INSTRUCTION | Output every line of the data exactly as it appears.

[start of THE DATA]

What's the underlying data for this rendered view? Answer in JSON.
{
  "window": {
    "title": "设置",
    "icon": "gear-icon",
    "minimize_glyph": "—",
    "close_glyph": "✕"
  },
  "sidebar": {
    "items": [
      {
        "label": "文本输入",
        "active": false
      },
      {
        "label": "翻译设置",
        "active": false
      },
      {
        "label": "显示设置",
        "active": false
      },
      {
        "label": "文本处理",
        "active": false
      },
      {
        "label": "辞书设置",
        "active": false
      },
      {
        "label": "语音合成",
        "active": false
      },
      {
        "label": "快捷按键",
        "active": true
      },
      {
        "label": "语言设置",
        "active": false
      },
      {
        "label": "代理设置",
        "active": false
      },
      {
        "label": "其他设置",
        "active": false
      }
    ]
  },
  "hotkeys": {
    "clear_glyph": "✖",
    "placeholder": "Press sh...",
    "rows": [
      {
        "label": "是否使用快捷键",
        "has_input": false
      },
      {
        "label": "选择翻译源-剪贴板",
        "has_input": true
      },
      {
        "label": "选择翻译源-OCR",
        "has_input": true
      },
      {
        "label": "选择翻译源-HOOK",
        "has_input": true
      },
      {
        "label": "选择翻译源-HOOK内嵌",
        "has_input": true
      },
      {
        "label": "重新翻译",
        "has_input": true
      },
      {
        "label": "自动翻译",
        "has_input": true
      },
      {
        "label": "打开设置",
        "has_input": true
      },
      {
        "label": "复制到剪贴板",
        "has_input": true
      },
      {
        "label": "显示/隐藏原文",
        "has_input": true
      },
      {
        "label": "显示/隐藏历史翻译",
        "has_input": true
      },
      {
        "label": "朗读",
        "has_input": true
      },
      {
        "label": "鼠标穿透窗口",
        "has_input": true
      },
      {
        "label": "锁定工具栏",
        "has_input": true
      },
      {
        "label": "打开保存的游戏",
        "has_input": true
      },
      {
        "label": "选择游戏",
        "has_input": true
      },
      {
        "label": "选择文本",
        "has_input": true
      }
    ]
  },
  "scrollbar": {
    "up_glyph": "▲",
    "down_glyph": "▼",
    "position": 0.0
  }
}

[end of THE DATA]

FULL SOLUTION |
What's the underlying data for this rendered view? Answer in JSON.
{
  "window": {
    "title": "设置",
    "icon": "gear-icon",
    "minimize_glyph": "—",
    "close_glyph": "✕"
  },
  "sidebar": {
    "items": [
      {
        "label": "文本输入",
        "active": false
      },
      {
        "label": "翻译设置",
        "active": false
      },
      {
        "label": "显示设置",
        "active": false
      },
      {
        "label": "文本处理",
        "active": false
      },
      {
        "label": "辞书设置",
        "active": false
      },
      {
        "label": "语音合成",
        "active": false
      },
      {
        "label": "快捷按键",
        "active": true
      },
      {
        "label": "语言设置",
        "active": false
      },
      {
        "label": "代理设置",
        "active": false
      },
      {
        "label": "其他设置",
        "active": false
      }
    ]
  },
  "hotkeys": {
    "clear_glyph": "✖",
    "placeholder": "Press sh...",
    "rows": [
      {
        "label": "是否使用快捷键",
        "has_input": false
      },
      {
        "label": "选择翻译源-剪贴板",
        "has_input": true
      },
      {
        "label": "选择翻译源-OCR",
        "has_input": true
      },
      {
        "label": "选择翻译源-HOOK",
        "has_input": true
      },
      {
        "label": "选择翻译源-HOOK内嵌",
        "has_input": true
      },
      {
        "label": "重新翻译",
        "has_input": true
      },
      {
        "label": "自动翻译",
        "has_input": true
      },
      {
        "label": "打开设置",
        "has_input": true
      },
      {
        "label": "复制到剪贴板",
        "has_input": true
      },
      {
        "label": "显示/隐藏原文",
        "has_input": true
      },
      {
        "label": "显示/隐藏历史翻译",
        "has_input": true
      },
      {
        "label": "朗读",
        "has_input": true
      },
      {
        "label": "鼠标穿透窗口",
        "has_input": true
      },
      {
        "label": "锁定工具栏",
        "has_input": true
      },
      {
        "label": "打开保存的游戏",
        "has_input": true
      },
      {
        "label": "选择游戏",
        "has_input": true
      },
      {
        "label": "选择文本",
        "has_input": true
      }
    ]
  },
  "scrollbar": {
    "up_glyph": "▲",
    "down_glyph": "▼",
    "position": 0.0
  }
}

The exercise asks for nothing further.